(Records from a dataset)
+++
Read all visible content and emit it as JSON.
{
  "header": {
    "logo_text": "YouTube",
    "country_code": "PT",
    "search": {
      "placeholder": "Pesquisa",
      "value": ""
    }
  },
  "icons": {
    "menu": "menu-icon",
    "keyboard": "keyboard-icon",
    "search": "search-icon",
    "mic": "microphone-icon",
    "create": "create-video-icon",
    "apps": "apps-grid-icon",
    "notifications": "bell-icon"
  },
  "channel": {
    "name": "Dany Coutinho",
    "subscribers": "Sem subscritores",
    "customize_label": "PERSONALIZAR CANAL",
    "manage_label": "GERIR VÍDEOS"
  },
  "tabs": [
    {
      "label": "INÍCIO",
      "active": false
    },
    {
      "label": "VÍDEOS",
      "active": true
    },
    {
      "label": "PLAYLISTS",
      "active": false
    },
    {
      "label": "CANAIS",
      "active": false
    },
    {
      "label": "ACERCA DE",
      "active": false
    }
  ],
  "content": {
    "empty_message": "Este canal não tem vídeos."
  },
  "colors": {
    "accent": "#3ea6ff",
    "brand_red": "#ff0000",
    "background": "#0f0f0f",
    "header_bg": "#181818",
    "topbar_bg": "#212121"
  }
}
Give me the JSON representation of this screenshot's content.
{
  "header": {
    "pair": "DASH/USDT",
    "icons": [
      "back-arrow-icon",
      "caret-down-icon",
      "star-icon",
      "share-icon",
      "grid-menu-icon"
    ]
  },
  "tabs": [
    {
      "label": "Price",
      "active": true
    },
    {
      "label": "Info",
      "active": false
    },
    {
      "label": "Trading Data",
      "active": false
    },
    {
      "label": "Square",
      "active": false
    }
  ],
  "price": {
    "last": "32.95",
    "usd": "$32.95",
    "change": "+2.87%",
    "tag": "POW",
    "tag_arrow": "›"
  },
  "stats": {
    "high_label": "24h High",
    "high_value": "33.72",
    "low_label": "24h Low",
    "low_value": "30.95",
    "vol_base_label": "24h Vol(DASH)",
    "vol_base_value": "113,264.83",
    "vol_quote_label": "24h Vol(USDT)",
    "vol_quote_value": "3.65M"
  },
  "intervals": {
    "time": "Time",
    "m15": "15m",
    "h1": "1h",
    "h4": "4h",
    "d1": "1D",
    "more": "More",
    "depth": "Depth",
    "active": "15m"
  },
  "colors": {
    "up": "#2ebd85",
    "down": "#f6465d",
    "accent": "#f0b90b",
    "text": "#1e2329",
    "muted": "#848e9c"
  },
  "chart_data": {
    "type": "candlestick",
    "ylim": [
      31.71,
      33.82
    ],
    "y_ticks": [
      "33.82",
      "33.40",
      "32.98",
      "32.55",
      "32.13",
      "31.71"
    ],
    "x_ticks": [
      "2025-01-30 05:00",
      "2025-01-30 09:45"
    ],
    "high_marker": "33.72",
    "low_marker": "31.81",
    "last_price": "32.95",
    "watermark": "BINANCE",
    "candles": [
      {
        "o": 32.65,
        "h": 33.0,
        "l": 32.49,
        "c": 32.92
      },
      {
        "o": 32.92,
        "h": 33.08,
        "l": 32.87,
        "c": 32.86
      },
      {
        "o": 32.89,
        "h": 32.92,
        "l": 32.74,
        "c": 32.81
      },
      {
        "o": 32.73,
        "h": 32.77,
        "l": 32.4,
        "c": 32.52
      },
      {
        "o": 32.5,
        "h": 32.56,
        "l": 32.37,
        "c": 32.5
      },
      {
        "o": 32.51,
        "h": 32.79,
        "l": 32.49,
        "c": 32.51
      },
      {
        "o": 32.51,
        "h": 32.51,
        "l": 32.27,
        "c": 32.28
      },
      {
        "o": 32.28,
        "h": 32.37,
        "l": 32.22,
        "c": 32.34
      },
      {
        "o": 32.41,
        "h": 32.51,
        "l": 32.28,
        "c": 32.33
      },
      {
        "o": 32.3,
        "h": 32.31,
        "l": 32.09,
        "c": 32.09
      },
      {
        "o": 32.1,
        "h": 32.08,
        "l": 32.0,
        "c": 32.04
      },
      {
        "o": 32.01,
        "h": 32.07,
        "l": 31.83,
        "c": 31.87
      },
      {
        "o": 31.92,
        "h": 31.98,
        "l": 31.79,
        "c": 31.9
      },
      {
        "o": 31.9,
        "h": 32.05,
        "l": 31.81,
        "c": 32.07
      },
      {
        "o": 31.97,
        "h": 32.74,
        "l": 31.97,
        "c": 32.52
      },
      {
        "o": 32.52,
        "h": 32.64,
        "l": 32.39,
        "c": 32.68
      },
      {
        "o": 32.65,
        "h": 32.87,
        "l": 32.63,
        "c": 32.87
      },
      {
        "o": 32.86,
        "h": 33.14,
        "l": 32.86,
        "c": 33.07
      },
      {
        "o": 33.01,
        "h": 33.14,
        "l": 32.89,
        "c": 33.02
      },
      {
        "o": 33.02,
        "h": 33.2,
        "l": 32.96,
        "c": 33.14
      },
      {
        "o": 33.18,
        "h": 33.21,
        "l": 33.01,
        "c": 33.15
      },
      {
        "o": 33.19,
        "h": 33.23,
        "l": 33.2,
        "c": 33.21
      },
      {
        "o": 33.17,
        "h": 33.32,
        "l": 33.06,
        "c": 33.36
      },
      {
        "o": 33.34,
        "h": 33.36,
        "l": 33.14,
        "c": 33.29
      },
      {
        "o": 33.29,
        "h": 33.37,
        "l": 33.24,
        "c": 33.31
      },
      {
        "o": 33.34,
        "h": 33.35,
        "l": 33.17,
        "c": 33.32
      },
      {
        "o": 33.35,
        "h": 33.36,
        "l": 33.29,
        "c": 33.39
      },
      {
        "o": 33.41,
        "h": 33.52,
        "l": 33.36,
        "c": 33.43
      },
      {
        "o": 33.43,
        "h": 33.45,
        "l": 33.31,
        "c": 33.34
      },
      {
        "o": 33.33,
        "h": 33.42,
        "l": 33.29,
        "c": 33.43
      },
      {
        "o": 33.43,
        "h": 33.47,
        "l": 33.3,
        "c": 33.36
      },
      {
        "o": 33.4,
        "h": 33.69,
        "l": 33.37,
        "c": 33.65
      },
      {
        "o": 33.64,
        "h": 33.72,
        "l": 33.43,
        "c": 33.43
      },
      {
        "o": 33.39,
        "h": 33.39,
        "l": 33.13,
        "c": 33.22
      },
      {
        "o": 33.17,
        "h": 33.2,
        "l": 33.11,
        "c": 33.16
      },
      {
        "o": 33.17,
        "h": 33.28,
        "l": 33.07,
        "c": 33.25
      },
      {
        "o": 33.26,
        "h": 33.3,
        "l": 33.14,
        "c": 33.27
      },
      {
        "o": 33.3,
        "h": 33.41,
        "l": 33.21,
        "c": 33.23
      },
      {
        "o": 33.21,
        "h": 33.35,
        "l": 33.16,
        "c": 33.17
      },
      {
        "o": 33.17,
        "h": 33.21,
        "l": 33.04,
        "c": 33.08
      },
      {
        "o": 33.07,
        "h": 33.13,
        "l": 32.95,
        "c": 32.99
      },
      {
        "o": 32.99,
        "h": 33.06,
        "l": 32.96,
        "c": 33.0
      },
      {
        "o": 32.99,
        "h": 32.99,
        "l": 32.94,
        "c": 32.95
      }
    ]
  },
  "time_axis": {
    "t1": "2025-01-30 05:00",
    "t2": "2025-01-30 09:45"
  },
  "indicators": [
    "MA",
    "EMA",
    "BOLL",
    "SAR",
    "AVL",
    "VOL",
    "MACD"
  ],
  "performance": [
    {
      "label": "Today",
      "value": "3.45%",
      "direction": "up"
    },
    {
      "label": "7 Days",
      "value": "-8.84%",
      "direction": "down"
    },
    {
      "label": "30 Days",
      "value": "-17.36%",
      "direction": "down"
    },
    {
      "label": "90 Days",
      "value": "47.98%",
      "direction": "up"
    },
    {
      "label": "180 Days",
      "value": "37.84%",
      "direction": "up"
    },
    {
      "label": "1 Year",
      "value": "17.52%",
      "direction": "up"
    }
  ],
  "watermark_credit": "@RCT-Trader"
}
+++
Problem to solve — From the material above, copy each line that includes the word "Days".

Answer to this exercise —
      "label": "7 Days",
      "label": "30 Days",
      "label": "90 Days",
      "label": "180 Days",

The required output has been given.